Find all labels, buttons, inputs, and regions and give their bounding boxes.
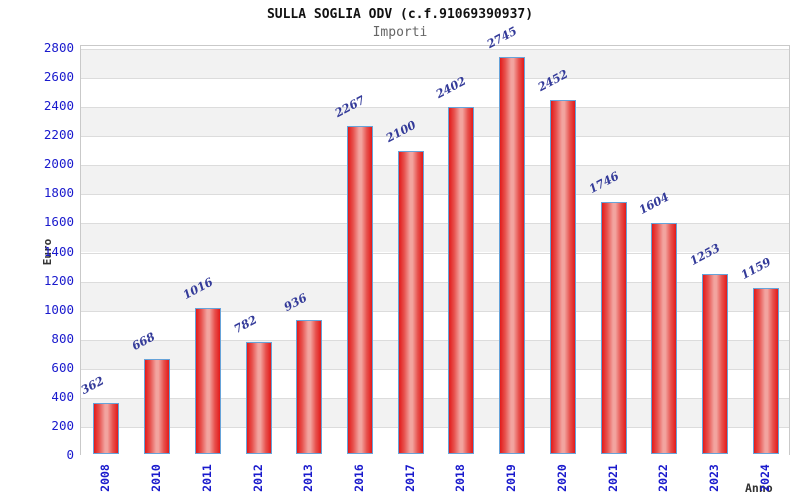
bar-2018 <box>448 106 475 454</box>
bar-2011 <box>194 308 221 454</box>
gridline <box>81 107 789 109</box>
y-tick-1200: 1200 <box>43 272 74 288</box>
y-tick-1000: 1000 <box>43 301 74 317</box>
y-tick-800: 800 <box>51 330 74 346</box>
plot-band <box>81 165 789 195</box>
plot-band <box>81 310 789 340</box>
x-tick-2018: 2018 <box>453 464 468 492</box>
gridline <box>81 194 789 196</box>
plot-area <box>80 45 790 456</box>
x-tick-2017: 2017 <box>402 464 417 492</box>
x-axis-title: Anno <box>745 481 773 495</box>
x-tick-2023: 2023 <box>706 464 721 492</box>
plot-band <box>81 194 789 224</box>
y-tick-200: 200 <box>51 417 74 433</box>
x-tick-2019: 2019 <box>504 464 519 492</box>
chart-title: SULLA SOGLIA ODV (c.f.91069390937) <box>266 7 534 22</box>
x-tick-2010: 2010 <box>149 464 164 492</box>
gridline <box>81 49 789 50</box>
y-tick-400: 400 <box>51 388 74 404</box>
bar-2024 <box>752 287 779 454</box>
x-tick-2013: 2013 <box>301 464 316 492</box>
bar-2008 <box>93 403 120 454</box>
gridline <box>81 252 789 254</box>
x-tick-2011: 2011 <box>199 464 214 492</box>
gridline <box>81 310 789 312</box>
chart-subtitle: Importi <box>372 25 428 40</box>
gridline <box>81 78 789 80</box>
y-tick-1600: 1600 <box>43 214 74 230</box>
bar-2010 <box>144 358 171 454</box>
bar-2012 <box>245 342 272 454</box>
y-tick-2200: 2200 <box>43 127 74 143</box>
y-tick-2600: 2600 <box>43 69 74 85</box>
x-tick-2024: 2024 <box>757 464 772 492</box>
x-tick-2008: 2008 <box>98 464 113 492</box>
gridline <box>81 397 789 399</box>
bar-2019 <box>499 56 526 454</box>
plot-band <box>81 339 789 369</box>
x-tick-2021: 2021 <box>605 464 620 492</box>
y-tick-2800: 2800 <box>43 40 74 55</box>
y-tick-1400: 1400 <box>43 243 74 259</box>
gridline <box>81 339 789 341</box>
bar-2013 <box>296 319 323 454</box>
y-tick-2400: 2400 <box>43 98 74 114</box>
plot-band <box>81 426 789 456</box>
plot-band <box>81 107 789 137</box>
y-tick-1800: 1800 <box>43 185 74 201</box>
plot-band <box>81 78 789 108</box>
gridline <box>81 281 789 283</box>
bar-2023 <box>701 273 728 454</box>
plot-band <box>81 223 789 253</box>
x-tick-2016: 2016 <box>351 464 366 492</box>
y-tick-600: 600 <box>51 359 74 375</box>
y-tick-2000: 2000 <box>43 156 74 172</box>
x-tick-2020: 2020 <box>554 464 569 492</box>
bar-2022 <box>651 222 678 454</box>
plot-band <box>81 136 789 166</box>
gridline <box>81 368 789 370</box>
gridline <box>81 223 789 225</box>
bar-2021 <box>600 202 627 454</box>
bar-2017 <box>397 150 424 454</box>
x-tick-2012: 2012 <box>250 464 265 492</box>
plot-band <box>81 368 789 398</box>
bar-2016 <box>346 126 373 454</box>
gridline <box>81 136 789 138</box>
gridline <box>81 165 789 167</box>
y-tick-0: 0 <box>66 447 74 462</box>
x-tick-2022: 2022 <box>656 464 671 492</box>
plot-band <box>81 252 789 282</box>
bar-2020 <box>549 99 576 454</box>
plot-band <box>81 397 789 427</box>
plot-band <box>81 49 789 79</box>
gridline <box>81 426 789 428</box>
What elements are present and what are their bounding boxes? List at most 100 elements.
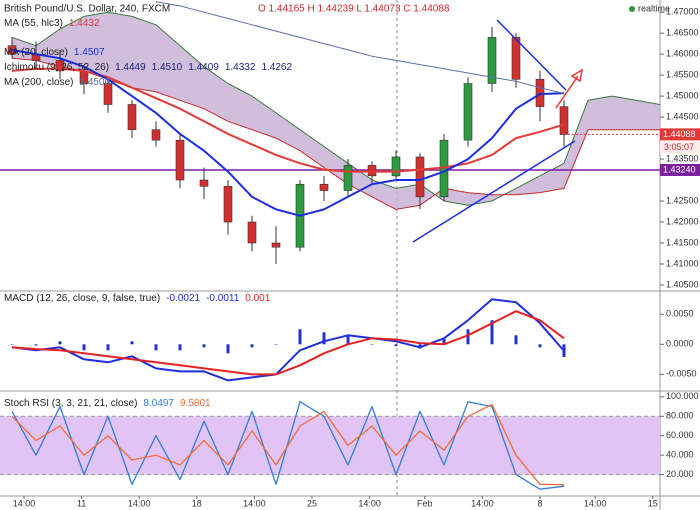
candle-body: [127, 104, 137, 130]
arrow-head: [570, 68, 584, 83]
candle-body: [391, 156, 401, 177]
y-tick-label: 0.0050: [666, 309, 694, 319]
histogram-bar: [442, 338, 446, 345]
y-tick-label: 1.41000: [666, 258, 699, 268]
x-tick-label: 15: [648, 498, 658, 508]
legend-item: -0.0021: [166, 293, 200, 304]
candle-body: [151, 129, 161, 141]
stoch-line: [11, 401, 565, 490]
stoch-line: [11, 403, 565, 486]
realtime-dot: [629, 6, 635, 12]
y-tick-label: 1.45000: [666, 90, 699, 100]
macd-line: [11, 298, 565, 382]
y-tick-label: 100.000: [666, 391, 699, 401]
histogram-bar: [274, 344, 278, 345]
legend-item: Ichimoku (9, 26, 52, 26): [4, 62, 109, 73]
y-tick-label: 1.42500: [666, 195, 699, 205]
x-tick-label: 18: [192, 498, 202, 508]
x-tick-label: 14:00: [13, 498, 36, 508]
candle-body: [415, 156, 425, 198]
legend-item: 1.4332: [225, 62, 256, 73]
candle-body: [199, 179, 209, 187]
histogram-bar: [538, 344, 542, 348]
trendline: [412, 140, 576, 243]
y-tick-label: 20.000: [666, 469, 694, 479]
chart-title: British Pound/U.S. Dollar, 240, FXCM: [4, 4, 170, 15]
legend-item: 9.5801: [180, 398, 211, 409]
y-tick-label: 1.42000: [666, 216, 699, 226]
y-tick-label: 1.44500: [666, 111, 699, 121]
x-tick-label: 14:00: [128, 498, 151, 508]
candle-body: [343, 165, 353, 191]
legend: Ichimoku (9, 26, 52, 26) 1.4449 1.4510 1.44…: [4, 62, 292, 73]
legend-item: MA (20, close): [4, 47, 68, 58]
legend: MA (200, close) 1.4506: [4, 77, 111, 88]
arrow-shaft: [555, 75, 579, 109]
y-tick-label: 1.46000: [666, 49, 699, 59]
histogram-bar: [490, 320, 494, 345]
legend-item: Stoch RSI (3, 3, 21, 21, close): [4, 398, 137, 409]
y-tick-label: 0.0000: [666, 339, 694, 349]
moving-average: [155, 1, 565, 95]
layer-text: 1.44088 3:05:07 1.43240 1.47000 1.46500 1.460…: [4, 3, 700, 508]
legend: Stoch RSI (3, 3, 21, 21, close) 8.0497 9.5…: [4, 398, 211, 409]
x-tick-label: 8: [537, 498, 542, 508]
candle-body: [103, 83, 113, 105]
histogram-bar: [34, 344, 38, 346]
histogram-bar: [370, 344, 374, 345]
legend-item: MA (55, hlc3): [4, 18, 63, 29]
candle-body: [511, 37, 521, 80]
histogram-bar: [202, 344, 206, 348]
y-tick-label: 1.41500: [666, 237, 699, 247]
histogram-bar: [82, 344, 86, 351]
candle-body: [271, 242, 281, 248]
y-tick-label: -0.0050: [666, 369, 697, 379]
price-tag-label: 1.44088: [663, 129, 696, 139]
layer-back: [0, 11, 661, 476]
ichimoku-cloud: [12, 12, 660, 210]
legend-item: MACD (12, 26, close, 9, false, true): [4, 293, 160, 304]
y-tick-label: 1.47000: [666, 7, 699, 17]
histogram-bar: [394, 344, 398, 347]
legend-item: MA (200, close): [4, 77, 73, 88]
histogram-bar: [250, 344, 254, 348]
legend-item: 1.4262: [261, 62, 292, 73]
histogram-bar: [226, 344, 230, 354]
countdown: 3:05:07: [664, 142, 694, 152]
histogram-bar: [514, 335, 518, 345]
x-tick-label: 14:00: [243, 498, 266, 508]
y-tick-label: 60.000: [666, 430, 694, 440]
legend: MA (20, close) 1.4507: [4, 47, 105, 58]
x-tick-label: 14:00: [471, 498, 494, 508]
realtime: realtime: [638, 3, 670, 13]
candle-body: [223, 186, 233, 223]
legend-item: 1.4507: [74, 47, 105, 58]
x-tick-label: 11: [77, 498, 86, 508]
price-tag: [660, 163, 700, 176]
y-tick-label: 40.000: [666, 450, 694, 460]
histogram-bar: [130, 341, 134, 345]
legend-item: 8.0497: [143, 398, 174, 409]
y-tick-label: 80.000: [666, 411, 694, 421]
macd-line: [11, 310, 565, 376]
price-tag-label: 1.43240: [663, 164, 696, 174]
candle-body: [247, 221, 257, 244]
histogram-bar: [178, 344, 182, 351]
histogram-bar: [322, 332, 326, 345]
y-tick-label: 1.46500: [666, 28, 699, 38]
moving-average: [11, 48, 565, 217]
x-tick-label: Feb: [417, 498, 433, 508]
y-tick-label: 1.43500: [666, 153, 699, 163]
legend: MA (55, hlc3) 1.4432: [4, 18, 100, 29]
histogram-bar: [10, 344, 14, 345]
candle-body: [559, 106, 569, 135]
legend-item: -0.0011: [206, 293, 240, 304]
trendline: [496, 19, 567, 91]
x-tick-label: 25: [307, 498, 317, 508]
candle-body: [175, 139, 185, 181]
candle-body: [319, 183, 329, 191]
candle-body: [55, 60, 65, 72]
legend-item: 1.4510: [152, 62, 183, 73]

+ + + +

*Exercise details*: Repeat the material exactly, from the line with "candle-body: [127, 104, 137, 130]" to the line with "legend: Ichimoku (9, 26, 52, 26)", both included.

*Complete answer*:
candle-body: [127, 104, 137, 130]
arrow-head: [570, 68, 584, 83]
candle-body: [391, 156, 401, 177]
y-tick-label: 0.0050: [666, 309, 694, 319]
histogram-bar: [442, 338, 446, 345]
y-tick-label: 1.41000: [666, 258, 699, 268]
x-tick-label: 15: [648, 498, 658, 508]
legend-item: -0.0021: [166, 293, 200, 304]
candle-body: [151, 129, 161, 141]
stoch-line: [11, 401, 565, 490]
stoch-line: [11, 403, 565, 486]
realtime-dot: [629, 6, 635, 12]
y-tick-label: 1.45000: [666, 90, 699, 100]
macd-line: [11, 298, 565, 382]
y-tick-label: 100.000: [666, 391, 699, 401]
histogram-bar: [274, 344, 278, 345]
legend-item: Ichimoku (9, 26, 52, 26): [4, 62, 109, 73]
y-tick-label: 1.42500: [666, 195, 699, 205]
x-tick-label: 18: [192, 498, 202, 508]
x-tick-label: 14:00: [13, 498, 36, 508]
candle-body: [415, 156, 425, 198]
legend-item: 1.4332: [225, 62, 256, 73]
candle-body: [199, 179, 209, 187]
histogram-bar: [538, 344, 542, 348]
trendline: [412, 140, 576, 243]
y-tick-label: 20.000: [666, 469, 694, 479]
chart-title: British Pound/U.S. Dollar, 240, FXCM: [4, 4, 170, 15]
legend-item: 9.5801: [180, 398, 211, 409]
y-tick-label: 1.42000: [666, 216, 699, 226]
y-tick-label: 1.44500: [666, 111, 699, 121]
x-tick-label: 14:00: [128, 498, 151, 508]
candle-body: [343, 165, 353, 191]
legend: Ichimoku (9, 26, 52, 26) 1.4449 1.4510 1.44…: [4, 62, 292, 73]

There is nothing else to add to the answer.